_Problem details_.
Extract from the listing each line in which the word "actu" appears.

_Records provided_.
_ _ _
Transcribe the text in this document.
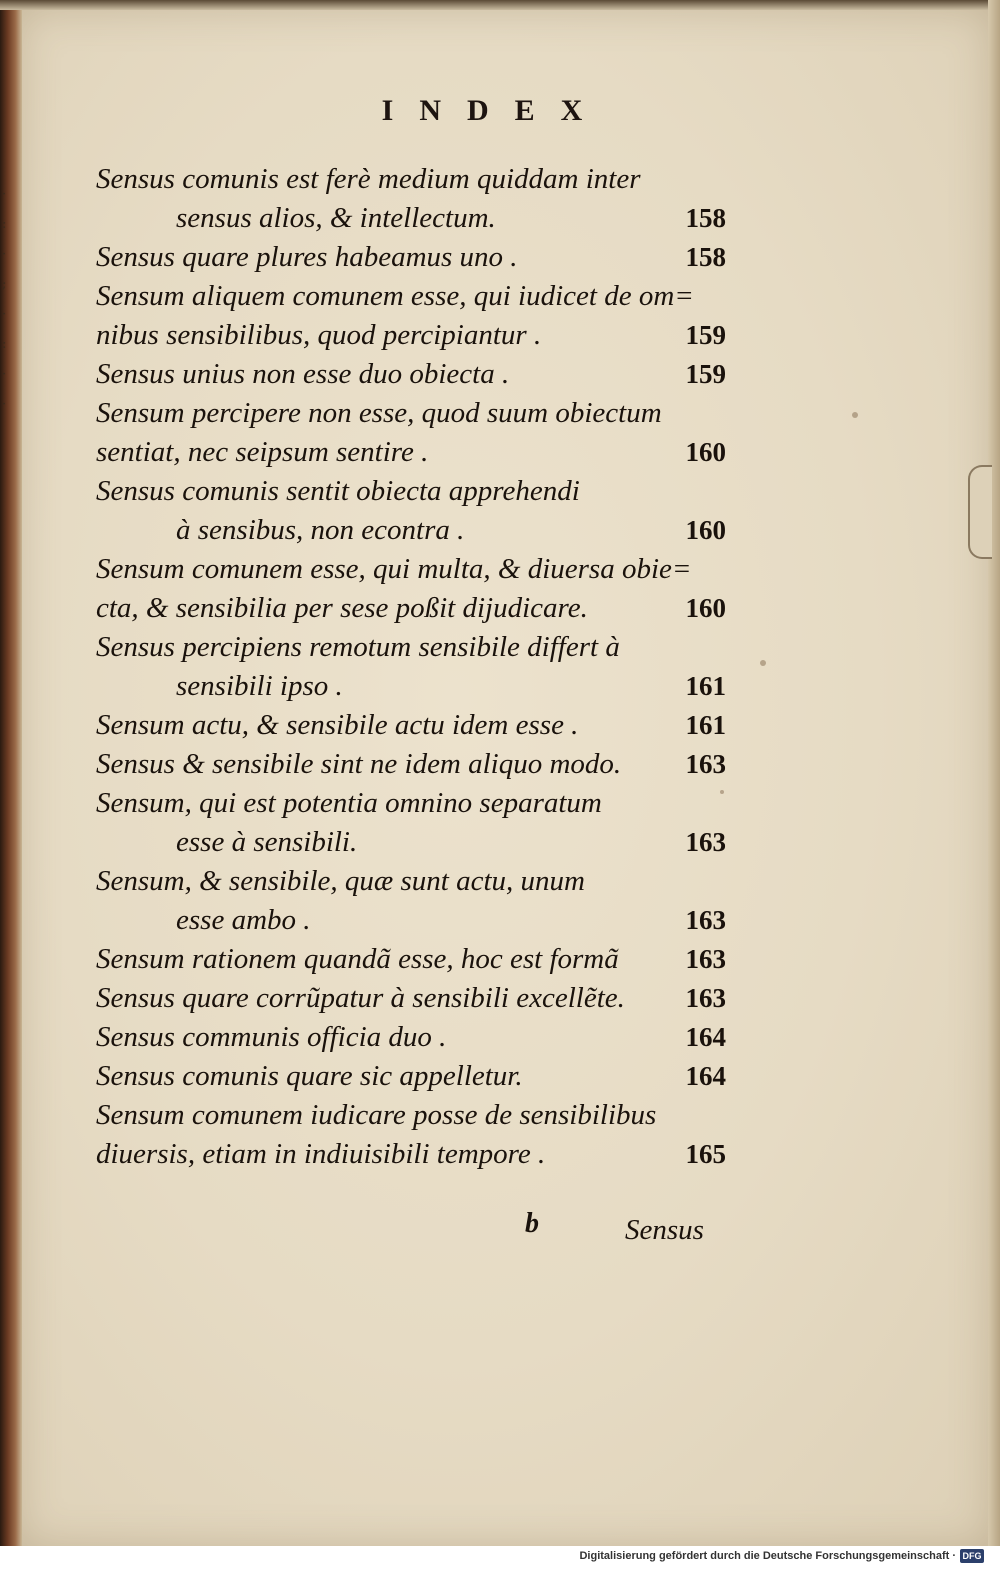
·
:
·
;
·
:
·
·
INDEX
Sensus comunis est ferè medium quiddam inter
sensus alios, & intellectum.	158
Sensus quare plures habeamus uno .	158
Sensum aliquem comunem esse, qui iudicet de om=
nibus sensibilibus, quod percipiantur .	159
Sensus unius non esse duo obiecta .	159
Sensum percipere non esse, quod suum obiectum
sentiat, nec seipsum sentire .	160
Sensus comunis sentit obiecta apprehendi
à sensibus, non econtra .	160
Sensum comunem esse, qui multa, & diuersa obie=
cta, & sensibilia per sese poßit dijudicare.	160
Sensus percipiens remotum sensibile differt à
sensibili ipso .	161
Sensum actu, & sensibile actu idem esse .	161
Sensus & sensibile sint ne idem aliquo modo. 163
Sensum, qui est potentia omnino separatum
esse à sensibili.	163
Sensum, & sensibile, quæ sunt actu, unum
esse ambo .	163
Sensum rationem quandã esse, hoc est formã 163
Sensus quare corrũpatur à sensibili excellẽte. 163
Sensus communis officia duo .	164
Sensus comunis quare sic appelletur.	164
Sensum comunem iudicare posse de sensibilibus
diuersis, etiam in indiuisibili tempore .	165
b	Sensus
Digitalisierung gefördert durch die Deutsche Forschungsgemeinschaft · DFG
_ _ _
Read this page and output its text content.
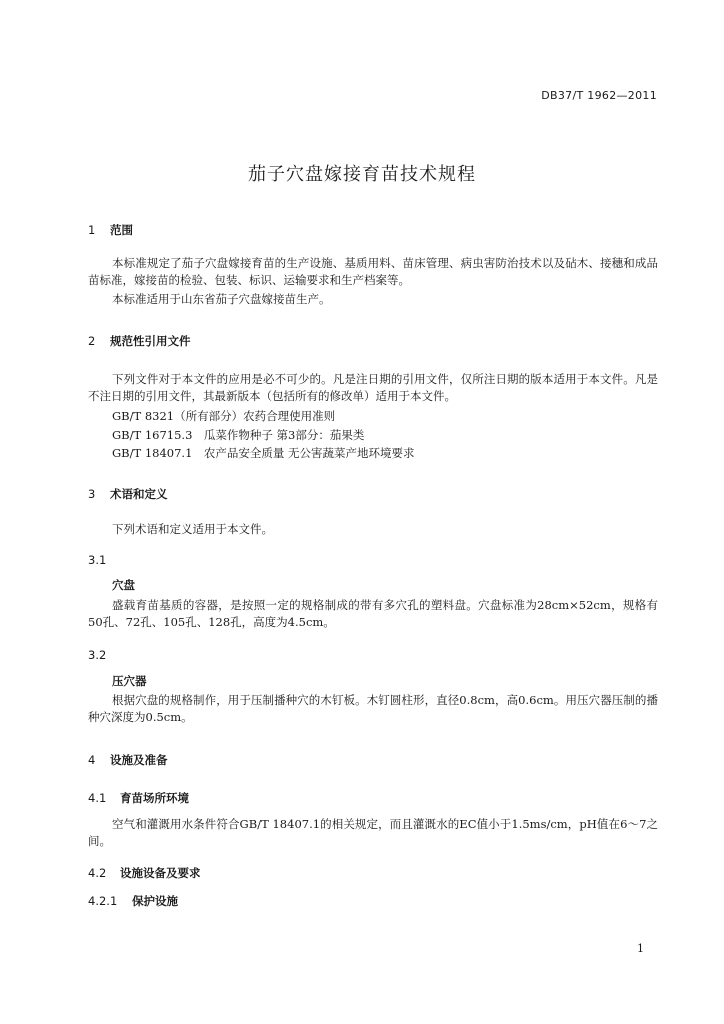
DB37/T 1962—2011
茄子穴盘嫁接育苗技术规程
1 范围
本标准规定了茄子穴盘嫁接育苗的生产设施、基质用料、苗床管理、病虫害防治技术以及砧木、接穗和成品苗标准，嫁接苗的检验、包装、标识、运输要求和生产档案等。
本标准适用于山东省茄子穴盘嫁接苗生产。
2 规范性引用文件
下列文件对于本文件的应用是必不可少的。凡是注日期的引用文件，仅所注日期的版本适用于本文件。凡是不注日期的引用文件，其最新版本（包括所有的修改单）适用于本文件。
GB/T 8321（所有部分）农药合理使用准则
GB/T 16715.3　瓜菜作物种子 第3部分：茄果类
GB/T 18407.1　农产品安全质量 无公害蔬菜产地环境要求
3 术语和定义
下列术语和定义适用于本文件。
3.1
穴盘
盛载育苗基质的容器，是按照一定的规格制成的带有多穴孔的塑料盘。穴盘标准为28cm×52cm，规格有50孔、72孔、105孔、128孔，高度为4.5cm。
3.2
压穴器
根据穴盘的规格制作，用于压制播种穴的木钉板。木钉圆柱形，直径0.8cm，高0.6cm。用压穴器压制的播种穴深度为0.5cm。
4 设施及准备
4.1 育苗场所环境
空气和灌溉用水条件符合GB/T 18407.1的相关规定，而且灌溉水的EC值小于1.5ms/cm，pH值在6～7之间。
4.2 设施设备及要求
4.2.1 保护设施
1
_ _ _
_Task result_.
Sensum actu, & sensibile actu idem esse .	161
Sensum, & sensibile, quæ sunt actu, unum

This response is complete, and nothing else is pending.